Stored entries:
· · · ·
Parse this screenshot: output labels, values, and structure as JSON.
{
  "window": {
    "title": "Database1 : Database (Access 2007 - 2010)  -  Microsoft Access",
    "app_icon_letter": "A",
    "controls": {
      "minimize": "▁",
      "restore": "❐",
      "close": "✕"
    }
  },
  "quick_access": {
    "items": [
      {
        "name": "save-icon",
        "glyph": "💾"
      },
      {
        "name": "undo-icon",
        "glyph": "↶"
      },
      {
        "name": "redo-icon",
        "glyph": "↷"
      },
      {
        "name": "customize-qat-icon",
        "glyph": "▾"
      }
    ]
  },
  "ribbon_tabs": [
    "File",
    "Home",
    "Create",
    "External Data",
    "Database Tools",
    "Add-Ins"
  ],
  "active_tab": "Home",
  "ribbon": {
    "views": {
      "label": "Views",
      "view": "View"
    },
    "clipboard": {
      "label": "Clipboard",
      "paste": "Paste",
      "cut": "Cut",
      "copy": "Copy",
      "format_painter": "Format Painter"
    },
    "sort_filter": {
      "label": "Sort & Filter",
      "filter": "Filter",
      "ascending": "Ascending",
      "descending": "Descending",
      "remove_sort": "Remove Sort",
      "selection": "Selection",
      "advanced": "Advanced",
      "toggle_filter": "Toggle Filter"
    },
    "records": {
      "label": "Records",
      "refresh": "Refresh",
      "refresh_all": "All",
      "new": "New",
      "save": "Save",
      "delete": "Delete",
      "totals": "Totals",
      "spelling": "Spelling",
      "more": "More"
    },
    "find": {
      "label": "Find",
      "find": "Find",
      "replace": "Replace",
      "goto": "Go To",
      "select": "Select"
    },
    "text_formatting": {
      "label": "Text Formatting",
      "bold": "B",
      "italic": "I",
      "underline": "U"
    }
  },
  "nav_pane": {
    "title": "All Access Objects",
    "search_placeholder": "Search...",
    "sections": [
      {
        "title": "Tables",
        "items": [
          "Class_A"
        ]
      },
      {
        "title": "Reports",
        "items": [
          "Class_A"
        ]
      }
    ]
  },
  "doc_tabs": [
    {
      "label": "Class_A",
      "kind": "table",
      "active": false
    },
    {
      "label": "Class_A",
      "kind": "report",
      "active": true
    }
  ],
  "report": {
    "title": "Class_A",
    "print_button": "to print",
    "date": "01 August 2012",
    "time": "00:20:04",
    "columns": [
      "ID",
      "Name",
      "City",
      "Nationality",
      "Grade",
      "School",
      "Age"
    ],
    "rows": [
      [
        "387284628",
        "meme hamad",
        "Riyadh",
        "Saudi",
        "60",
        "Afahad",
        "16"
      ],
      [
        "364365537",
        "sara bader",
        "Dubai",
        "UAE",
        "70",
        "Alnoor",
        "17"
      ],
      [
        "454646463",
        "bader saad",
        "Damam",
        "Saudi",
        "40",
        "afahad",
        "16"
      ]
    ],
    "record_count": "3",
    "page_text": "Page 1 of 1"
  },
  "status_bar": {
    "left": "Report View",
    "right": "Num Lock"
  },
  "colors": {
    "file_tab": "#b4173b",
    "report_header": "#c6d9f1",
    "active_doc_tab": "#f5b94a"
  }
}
· · · ·
- **Instructions for the task**
Repeat the records exactly, including every line.

- **Exercise solution**
Parse this screenshot: output labels, values, and structure as JSON.
{
  "window": {
    "title": "Database1 : Database (Access 2007 - 2010)  -  Microsoft Access",
    "app_icon_letter": "A",
    "controls": {
      "minimize": "▁",
      "restore": "❐",
      "close": "✕"
    }
  },
  "quick_access": {
    "items": [
      {
        "name": "save-icon",
        "glyph": "💾"
      },
      {
        "name": "undo-icon",
        "glyph": "↶"
      },
      {
        "name": "redo-icon",
        "glyph": "↷"
      },
      {
        "name": "customize-qat-icon",
        "glyph": "▾"
      }
    ]
  },
  "ribbon_tabs": [
    "File",
    "Home",
    "Create",
    "External Data",
    "Database Tools",
    "Add-Ins"
  ],
  "active_tab": "Home",
  "ribbon": {
    "views": {
      "label": "Views",
      "view": "View"
    },
    "clipboard": {
      "label": "Clipboard",
      "paste": "Paste",
      "cut": "Cut",
      "copy": "Copy",
      "format_painter": "Format Painter"
    },
    "sort_filter": {
      "label": "Sort & Filter",
      "filter": "Filter",
      "ascending": "Ascending",
      "descending": "Descending",
      "remove_sort": "Remove Sort",
      "selection": "Selection",
      "advanced": "Advanced",
      "toggle_filter": "Toggle Filter"
    },
    "records": {
      "label": "Records",
      "refresh": "Refresh",
      "refresh_all": "All",
      "new": "New",
      "save": "Save",
      "delete": "Delete",
      "totals": "Totals",
      "spelling": "Spelling",
      "more": "More"
    },
    "find": {
      "label": "Find",
      "find": "Find",
      "replace": "Replace",
      "goto": "Go To",
      "select": "Select"
    },
    "text_formatting": {
      "label": "Text Formatting",
      "bold": "B",
      "italic": "I",
      "underline": "U"
    }
  },
  "nav_pane": {
    "title": "All Access Objects",
    "search_placeholder": "Search...",
    "sections": [
      {
        "title": "Tables",
        "items": [
          "Class_A"
        ]
      },
      {
        "title": "Reports",
        "items": [
          "Class_A"
        ]
      }
    ]
  },
  "doc_tabs": [
    {
      "label": "Class_A",
      "kind": "table",
      "active": false
    },
    {
      "label": "Class_A",
      "kind": "report",
      "active": true
    }
  ],
  "report": {
    "title": "Class_A",
    "print_button": "to print",
    "date": "01 August 2012",
    "time": "00:20:04",
    "columns": [
      "ID",
      "Name",
      "City",
      "Nationality",
      "Grade",
      "School",
      "Age"
    ],
    "rows": [
      [
        "387284628",
        "meme hamad",
        "Riyadh",
        "Saudi",
        "60",
        "Afahad",
        "16"
      ],
      [
        "364365537",
        "sara bader",
        "Dubai",
        "UAE",
        "70",
        "Alnoor",
        "17"
      ],
      [
        "454646463",
        "bader saad",
        "Damam",
        "Saudi",
        "40",
        "afahad",
        "16"
      ]
    ],
    "record_count": "3",
    "page_text": "Page 1 of 1"
  },
  "status_bar": {
    "left": "Report View",
    "right": "Num Lock"
  },
  "colors": {
    "file_tab": "#b4173b",
    "report_header": "#c6d9f1",
    "active_doc_tab": "#f5b94a"
  }
}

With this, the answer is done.